> _What is expected_: Continue the passage on Wegel Tena opal from its last sentence.

> _Document passage_:
We conducted preliminary analyses of trace-element composition by laser ablation–inductively coupled plasma–mass spectrometry (LA-ICP-MS) at the Institute of Geological Sciences in Bern. We investigated two rough samples representative of the marketable opal: one white translucent and the other zoned white translucent and orange transparent, both with play-of-color. (These are not listed in table 1 because they were examined apart from the other samples and only with the LA-ICP-MS technique.) The LA-ICP-MS system consisted of a pulsed 193 nm ArF excimer laser with an energyhomogenized beam profile coupled with an Elan DRCe quadrupole mass spectrometer. Laser parameters were set to 16 J/cm2 energy density on the sample, with a pulse duration of 15 ns and a repetition rate of 10 Hz. Pit sizes were 60 and 90 μm. The laser-ablation aerosol was carried to the ICP-MS by a mixed He-H2-Ar carrier gas. Details on the LAICP- MS measurement conditions are available in the G&G Data Depository (gia.edu/gandg).
Stability to crazing was assessed after cutting and preforming by one of us (FM) who has handled numerous Wegel Tena opals since their discovery. A few representative samples from various Wegel Tena parcels were kept at ambient temperature and humidity, and visually observed over time. As part of a proprietary fashioning process, about 50 high-quality play-of-color Wegel Tena opals were cycled between water and air (at room temperature) for one hour and then longer periods (up to several days). We tested for toughness by dropping five fashioned opals on a concrete surface from a height of ~1.5 m, to simulate dropping a stone by accident.
The standard gemological properties are summarized in tables 1 and 2 and presented below.
From observing hundreds of rough and faceted samples, we determined that most opals from Wegel Tena have a white bodycolor, while some are pale yellow and a few are darker orange (fire opal) to brownish red (again, see figures 2 and 3). Rare samples have a dark “chocolate” brown bodycolor (again, see figure 7). Some zoned samples show several layers of contrasting bodycolor and play-of-color (figure 10).
The opals range from opaque to transparent, but most are translucent. Because the material is turbid, it scatters light efficiently, creating the white bodycolor typical of this deposit. Some of the highestquality opals are translucent and display a blue scattering bodycolor (figure 11).
Among the 33 samples tested, we observed that all opaque-to-translucent samples became more transparent when immersed in water for a few minutes to one hour, depending on the thickness of the sample. This behavior is typical of hydrophane. There were several degrees of change, the most dramatic being a transformation from opaque white to transparent colorless (figure 12). During this process, play-of-color appeared to strengthen. This phenomenon was fully reversible in one to a few hours, depending on ambient humidity and the thickness of the gem.
The opals typically displayed a mosaic of pure spectral color patches against a translucent white bodycolor. Generally all spectral colors (from red to violet) were observed in the play-of-color samples, often with large patches of red and orange. The intensity of the play-of-color varied on the millimeter scale, from intense to none, even within the same sample. We did not notice any contra luz material (which is typically transparent).

> _Material shown_:
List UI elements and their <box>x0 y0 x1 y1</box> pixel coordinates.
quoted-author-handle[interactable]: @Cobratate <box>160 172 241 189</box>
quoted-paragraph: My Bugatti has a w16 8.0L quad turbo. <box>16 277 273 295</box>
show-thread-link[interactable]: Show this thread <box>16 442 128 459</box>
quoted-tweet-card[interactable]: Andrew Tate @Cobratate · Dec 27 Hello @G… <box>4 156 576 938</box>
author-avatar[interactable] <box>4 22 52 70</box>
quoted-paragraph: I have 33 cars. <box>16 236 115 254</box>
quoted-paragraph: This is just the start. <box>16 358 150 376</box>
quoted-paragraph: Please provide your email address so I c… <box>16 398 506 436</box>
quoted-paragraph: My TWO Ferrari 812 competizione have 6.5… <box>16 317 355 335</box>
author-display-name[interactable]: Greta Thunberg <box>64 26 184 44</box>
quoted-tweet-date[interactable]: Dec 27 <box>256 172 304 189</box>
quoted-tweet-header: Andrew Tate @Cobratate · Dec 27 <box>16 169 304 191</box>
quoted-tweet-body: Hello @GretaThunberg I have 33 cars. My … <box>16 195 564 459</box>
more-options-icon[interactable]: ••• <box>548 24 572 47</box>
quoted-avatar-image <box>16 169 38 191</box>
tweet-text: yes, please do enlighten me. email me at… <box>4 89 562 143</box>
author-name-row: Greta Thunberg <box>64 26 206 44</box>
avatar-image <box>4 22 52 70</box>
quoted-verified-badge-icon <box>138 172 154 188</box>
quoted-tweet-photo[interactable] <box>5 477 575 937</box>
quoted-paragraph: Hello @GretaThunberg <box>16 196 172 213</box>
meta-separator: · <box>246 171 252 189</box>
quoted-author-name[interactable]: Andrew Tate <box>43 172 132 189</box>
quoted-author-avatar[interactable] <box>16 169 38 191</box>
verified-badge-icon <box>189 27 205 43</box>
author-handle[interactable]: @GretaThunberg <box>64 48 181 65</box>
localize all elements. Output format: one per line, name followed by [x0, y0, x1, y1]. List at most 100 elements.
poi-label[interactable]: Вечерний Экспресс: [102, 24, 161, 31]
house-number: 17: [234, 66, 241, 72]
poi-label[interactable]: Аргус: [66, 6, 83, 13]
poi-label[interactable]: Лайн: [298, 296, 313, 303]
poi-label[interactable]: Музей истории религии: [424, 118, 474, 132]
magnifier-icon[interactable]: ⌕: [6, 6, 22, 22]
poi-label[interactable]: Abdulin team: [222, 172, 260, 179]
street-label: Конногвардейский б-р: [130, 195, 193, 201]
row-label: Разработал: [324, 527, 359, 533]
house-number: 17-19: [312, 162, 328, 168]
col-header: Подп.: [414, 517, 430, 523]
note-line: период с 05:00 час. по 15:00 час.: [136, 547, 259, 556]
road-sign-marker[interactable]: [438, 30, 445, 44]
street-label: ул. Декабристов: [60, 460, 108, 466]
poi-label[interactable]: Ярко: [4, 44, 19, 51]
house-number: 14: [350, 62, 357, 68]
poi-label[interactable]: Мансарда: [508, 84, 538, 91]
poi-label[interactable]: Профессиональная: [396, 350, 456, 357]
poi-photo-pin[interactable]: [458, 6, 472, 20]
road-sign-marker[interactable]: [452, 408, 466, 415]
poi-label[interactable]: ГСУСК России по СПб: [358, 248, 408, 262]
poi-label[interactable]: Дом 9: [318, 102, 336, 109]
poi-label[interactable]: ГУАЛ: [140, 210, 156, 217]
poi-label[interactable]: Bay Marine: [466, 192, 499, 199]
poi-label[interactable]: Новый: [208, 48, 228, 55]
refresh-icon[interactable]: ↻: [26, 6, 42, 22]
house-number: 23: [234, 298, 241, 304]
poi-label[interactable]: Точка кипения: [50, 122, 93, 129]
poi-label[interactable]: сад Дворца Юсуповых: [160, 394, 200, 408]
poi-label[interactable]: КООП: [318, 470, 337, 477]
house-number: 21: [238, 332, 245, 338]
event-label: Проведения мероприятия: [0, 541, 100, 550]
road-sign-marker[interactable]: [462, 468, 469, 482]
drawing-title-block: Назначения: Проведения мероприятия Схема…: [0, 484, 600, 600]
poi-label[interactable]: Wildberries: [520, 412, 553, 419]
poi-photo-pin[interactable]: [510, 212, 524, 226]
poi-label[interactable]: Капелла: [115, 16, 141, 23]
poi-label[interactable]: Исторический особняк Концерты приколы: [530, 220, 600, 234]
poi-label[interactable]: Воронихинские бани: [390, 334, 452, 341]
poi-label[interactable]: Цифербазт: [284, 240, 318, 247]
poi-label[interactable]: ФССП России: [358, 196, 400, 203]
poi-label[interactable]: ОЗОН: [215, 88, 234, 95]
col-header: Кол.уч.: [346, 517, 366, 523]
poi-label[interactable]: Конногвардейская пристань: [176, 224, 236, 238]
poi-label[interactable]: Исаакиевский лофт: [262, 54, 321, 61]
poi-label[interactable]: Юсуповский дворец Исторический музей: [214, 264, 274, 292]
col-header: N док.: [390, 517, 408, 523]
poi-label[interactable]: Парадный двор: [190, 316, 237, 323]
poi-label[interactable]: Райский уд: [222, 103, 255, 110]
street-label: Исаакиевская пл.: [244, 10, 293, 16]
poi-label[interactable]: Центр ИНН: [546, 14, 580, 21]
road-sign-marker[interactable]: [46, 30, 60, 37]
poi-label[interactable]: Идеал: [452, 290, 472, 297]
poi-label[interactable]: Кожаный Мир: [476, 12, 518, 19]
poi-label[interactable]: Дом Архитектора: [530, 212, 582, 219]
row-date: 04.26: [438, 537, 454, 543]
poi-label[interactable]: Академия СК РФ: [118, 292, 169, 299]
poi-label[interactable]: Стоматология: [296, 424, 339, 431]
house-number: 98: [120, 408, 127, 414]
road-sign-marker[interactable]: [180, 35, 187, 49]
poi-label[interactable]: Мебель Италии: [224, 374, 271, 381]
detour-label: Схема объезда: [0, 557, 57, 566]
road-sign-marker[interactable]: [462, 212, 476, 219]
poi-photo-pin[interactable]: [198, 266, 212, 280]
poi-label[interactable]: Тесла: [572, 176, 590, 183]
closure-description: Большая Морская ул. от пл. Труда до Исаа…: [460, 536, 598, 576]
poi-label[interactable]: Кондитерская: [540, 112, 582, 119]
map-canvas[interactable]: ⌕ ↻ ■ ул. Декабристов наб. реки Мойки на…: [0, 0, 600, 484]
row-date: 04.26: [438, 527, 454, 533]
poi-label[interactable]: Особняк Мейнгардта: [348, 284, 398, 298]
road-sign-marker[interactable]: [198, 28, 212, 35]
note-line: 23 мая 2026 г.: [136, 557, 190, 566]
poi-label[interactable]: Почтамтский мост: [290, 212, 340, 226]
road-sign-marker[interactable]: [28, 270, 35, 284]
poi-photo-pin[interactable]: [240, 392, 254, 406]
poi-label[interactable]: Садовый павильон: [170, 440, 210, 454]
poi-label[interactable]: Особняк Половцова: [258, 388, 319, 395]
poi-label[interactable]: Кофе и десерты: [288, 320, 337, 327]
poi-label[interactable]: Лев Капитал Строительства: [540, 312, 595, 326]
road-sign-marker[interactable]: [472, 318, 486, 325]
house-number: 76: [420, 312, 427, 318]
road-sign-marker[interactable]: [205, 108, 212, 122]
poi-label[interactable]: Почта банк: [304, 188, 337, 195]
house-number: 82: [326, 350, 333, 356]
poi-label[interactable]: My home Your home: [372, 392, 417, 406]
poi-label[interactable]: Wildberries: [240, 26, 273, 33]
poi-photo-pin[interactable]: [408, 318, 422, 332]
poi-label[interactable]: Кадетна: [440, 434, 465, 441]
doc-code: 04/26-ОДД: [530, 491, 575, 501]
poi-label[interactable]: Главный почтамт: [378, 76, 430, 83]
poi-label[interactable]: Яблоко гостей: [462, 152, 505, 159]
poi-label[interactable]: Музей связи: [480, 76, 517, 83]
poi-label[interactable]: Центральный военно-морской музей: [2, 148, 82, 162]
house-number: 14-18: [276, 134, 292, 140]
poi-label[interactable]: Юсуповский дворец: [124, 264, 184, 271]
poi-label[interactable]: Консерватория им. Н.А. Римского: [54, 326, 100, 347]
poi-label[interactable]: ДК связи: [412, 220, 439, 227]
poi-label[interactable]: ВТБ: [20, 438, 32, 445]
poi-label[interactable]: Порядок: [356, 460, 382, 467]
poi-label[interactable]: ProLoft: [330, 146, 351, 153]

> _Final answer_:
Play-of-color was commonly distributed along parallel columns that resembled fingers. We refer to such features as digit patterns (figure 13). The playof- color digits were embedded within common opal of slightly different color or transparency. Their cross-section was rounded, or sometimes quite polygonal when there was little interstitial common opal present. The digits’ tips were often rounded. Some samples showed planar zoning of common and play-of-color opal that we interpreted as horizontal. When digit patterns were observed in such samples, they were always perpendicular to these planes (figures 10 and 14). Digit patterns were seen in nine of the 33 samples (nos. 1072, 1104, 1105, 1109, 1111, 1113, 1114, 1121, and 1122).
Some much rarer play-of-color features also have been observed in Wegel Tena opals. The cabochon in figure 15 (sample 1075) showed diffraction concentrated in points (not patches) that moved together in a synchronized fashion and changed color when the stone was tilted, or the intense pinpoint light source moved around. This revealed a perfect organization of the silica spheres that was distributed throughout the entire cabochon (pseudo single crystal; Fritsch and Rondeau, 2009). This “perfect diffraction” of light is seen only very rarely in natural gem opals. For a video and more comments on this phenomenon, see www.gemnantes.fr/research/opal/index.php#reciproque.
Another rare optical phenomenon seen in one opal that we were only able to keep for a short time was the presence of small, curved rainbows of diffraction (figure 16). Usually in play-of-color opals, each patch of diffraction is homogeneous in color. Here, the spectral colors within each patch were diffracted along a small area, ranging from 1 to 5 mm. For a video of this phenomenon, see www.gemnantes.fr/research/opal/index.php#rainbow.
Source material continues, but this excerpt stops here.